GIVEN PROBLEM: State the number of lines below in which the word "inklusive" appears. Nothing else belongs in the answer.

MATERIAL PROVIDED:

——

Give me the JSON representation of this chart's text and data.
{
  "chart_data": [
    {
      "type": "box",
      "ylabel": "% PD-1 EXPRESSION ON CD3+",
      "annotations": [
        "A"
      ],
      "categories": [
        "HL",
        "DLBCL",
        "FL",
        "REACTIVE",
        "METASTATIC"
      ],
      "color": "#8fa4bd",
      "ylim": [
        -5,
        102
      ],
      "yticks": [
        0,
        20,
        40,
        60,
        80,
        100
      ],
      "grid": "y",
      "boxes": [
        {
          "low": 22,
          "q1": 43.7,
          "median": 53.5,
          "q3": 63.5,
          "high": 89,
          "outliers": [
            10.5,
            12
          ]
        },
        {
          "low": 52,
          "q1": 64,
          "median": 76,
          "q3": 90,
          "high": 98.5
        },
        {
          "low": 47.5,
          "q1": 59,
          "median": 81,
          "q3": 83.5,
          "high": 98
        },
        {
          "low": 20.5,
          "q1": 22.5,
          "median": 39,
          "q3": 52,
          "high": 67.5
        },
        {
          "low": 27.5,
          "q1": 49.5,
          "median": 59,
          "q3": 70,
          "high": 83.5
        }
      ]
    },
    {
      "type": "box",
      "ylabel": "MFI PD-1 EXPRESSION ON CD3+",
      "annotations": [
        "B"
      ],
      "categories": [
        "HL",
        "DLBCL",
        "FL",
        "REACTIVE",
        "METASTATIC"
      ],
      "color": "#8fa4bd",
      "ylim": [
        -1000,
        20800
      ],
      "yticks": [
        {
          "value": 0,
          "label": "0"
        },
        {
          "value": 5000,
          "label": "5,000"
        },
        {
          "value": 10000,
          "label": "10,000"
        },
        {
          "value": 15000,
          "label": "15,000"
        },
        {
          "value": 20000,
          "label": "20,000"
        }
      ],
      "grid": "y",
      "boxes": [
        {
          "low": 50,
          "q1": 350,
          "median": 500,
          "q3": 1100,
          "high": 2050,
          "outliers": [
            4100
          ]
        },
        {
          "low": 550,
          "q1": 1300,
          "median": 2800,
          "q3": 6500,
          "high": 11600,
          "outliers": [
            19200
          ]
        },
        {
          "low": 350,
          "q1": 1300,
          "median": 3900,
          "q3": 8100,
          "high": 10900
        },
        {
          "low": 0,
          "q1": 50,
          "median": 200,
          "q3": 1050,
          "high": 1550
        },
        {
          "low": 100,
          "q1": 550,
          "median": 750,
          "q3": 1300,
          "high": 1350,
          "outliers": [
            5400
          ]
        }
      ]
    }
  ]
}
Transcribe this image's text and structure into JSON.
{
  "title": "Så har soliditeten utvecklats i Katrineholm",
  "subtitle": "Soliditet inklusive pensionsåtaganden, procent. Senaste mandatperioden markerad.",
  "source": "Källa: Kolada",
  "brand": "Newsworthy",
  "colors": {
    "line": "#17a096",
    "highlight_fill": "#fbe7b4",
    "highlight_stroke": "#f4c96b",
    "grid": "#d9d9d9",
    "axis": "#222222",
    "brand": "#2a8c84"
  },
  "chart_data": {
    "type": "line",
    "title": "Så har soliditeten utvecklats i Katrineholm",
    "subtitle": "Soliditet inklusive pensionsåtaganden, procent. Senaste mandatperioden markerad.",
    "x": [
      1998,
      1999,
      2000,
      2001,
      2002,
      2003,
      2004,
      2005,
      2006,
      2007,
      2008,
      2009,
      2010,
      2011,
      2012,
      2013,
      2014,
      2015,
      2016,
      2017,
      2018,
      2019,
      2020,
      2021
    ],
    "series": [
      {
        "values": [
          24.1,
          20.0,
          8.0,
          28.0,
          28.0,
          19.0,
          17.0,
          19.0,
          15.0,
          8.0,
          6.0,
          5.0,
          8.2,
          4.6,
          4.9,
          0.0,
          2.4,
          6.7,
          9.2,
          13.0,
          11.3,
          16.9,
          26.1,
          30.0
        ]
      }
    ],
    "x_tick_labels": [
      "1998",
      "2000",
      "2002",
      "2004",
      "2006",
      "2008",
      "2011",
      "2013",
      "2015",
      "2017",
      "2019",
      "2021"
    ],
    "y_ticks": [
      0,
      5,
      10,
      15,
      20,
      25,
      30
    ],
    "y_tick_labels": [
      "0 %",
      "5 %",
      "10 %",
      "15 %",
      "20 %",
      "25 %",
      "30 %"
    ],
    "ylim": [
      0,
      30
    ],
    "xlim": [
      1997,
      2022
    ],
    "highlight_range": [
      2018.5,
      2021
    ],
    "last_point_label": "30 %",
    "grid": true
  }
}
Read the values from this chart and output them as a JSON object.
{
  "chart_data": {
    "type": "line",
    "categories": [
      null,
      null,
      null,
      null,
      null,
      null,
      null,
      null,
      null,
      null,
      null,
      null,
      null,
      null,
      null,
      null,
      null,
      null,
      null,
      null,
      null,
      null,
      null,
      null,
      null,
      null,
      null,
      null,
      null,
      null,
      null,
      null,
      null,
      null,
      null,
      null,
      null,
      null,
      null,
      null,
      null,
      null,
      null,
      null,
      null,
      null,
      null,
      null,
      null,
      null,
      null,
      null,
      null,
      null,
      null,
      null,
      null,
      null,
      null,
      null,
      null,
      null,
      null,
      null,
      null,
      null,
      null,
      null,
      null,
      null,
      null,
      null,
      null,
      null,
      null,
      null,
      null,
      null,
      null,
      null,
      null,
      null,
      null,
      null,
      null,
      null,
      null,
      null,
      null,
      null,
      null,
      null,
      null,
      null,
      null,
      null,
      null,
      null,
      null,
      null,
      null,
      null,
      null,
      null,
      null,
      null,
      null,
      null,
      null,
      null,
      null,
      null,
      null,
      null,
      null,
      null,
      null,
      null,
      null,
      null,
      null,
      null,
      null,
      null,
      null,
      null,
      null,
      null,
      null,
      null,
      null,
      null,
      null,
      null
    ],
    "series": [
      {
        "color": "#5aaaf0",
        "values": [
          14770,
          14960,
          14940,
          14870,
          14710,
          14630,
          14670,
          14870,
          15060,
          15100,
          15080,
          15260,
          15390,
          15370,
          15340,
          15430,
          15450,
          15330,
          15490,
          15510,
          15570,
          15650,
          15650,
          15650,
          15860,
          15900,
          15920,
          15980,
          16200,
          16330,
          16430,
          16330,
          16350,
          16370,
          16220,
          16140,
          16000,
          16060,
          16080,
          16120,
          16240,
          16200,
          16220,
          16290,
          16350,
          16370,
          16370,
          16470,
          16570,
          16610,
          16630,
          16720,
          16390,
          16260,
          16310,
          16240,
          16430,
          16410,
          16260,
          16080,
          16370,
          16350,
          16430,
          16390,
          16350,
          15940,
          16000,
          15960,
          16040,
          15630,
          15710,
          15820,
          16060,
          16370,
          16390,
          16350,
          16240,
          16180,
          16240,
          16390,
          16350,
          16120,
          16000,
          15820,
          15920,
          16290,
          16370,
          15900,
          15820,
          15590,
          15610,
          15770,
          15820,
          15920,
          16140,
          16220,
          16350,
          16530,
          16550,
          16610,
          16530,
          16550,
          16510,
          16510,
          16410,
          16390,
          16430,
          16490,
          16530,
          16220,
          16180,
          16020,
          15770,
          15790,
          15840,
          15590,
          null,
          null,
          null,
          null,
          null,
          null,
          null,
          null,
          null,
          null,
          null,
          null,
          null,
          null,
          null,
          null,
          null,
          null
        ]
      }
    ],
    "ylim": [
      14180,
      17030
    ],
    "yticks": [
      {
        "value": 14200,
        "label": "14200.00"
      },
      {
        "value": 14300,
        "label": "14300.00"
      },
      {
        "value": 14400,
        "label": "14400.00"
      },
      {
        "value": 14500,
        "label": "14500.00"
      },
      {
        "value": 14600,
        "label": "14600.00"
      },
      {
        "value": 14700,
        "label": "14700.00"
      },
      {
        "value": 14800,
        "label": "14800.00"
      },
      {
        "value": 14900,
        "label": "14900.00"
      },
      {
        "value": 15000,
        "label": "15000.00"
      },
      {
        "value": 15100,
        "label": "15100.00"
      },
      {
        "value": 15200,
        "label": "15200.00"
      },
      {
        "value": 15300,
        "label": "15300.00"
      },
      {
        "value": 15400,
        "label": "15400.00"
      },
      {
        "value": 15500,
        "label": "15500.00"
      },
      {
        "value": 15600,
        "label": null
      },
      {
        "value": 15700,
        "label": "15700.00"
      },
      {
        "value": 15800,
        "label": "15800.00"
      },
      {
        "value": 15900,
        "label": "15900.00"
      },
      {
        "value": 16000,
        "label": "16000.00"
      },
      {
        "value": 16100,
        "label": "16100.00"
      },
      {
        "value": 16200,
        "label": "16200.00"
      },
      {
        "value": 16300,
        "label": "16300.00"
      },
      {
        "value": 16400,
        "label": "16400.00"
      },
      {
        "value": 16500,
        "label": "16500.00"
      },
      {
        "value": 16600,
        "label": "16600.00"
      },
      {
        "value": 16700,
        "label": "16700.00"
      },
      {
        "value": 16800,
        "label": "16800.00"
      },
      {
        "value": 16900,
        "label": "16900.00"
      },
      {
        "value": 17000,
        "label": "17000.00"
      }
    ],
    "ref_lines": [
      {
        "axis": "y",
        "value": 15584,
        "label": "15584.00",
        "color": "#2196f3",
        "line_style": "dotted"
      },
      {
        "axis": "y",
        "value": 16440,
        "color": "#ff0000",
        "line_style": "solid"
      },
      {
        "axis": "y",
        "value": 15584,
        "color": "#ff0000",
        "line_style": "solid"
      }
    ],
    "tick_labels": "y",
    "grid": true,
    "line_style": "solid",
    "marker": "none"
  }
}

——

REPLY TO THE EXERCISE: 2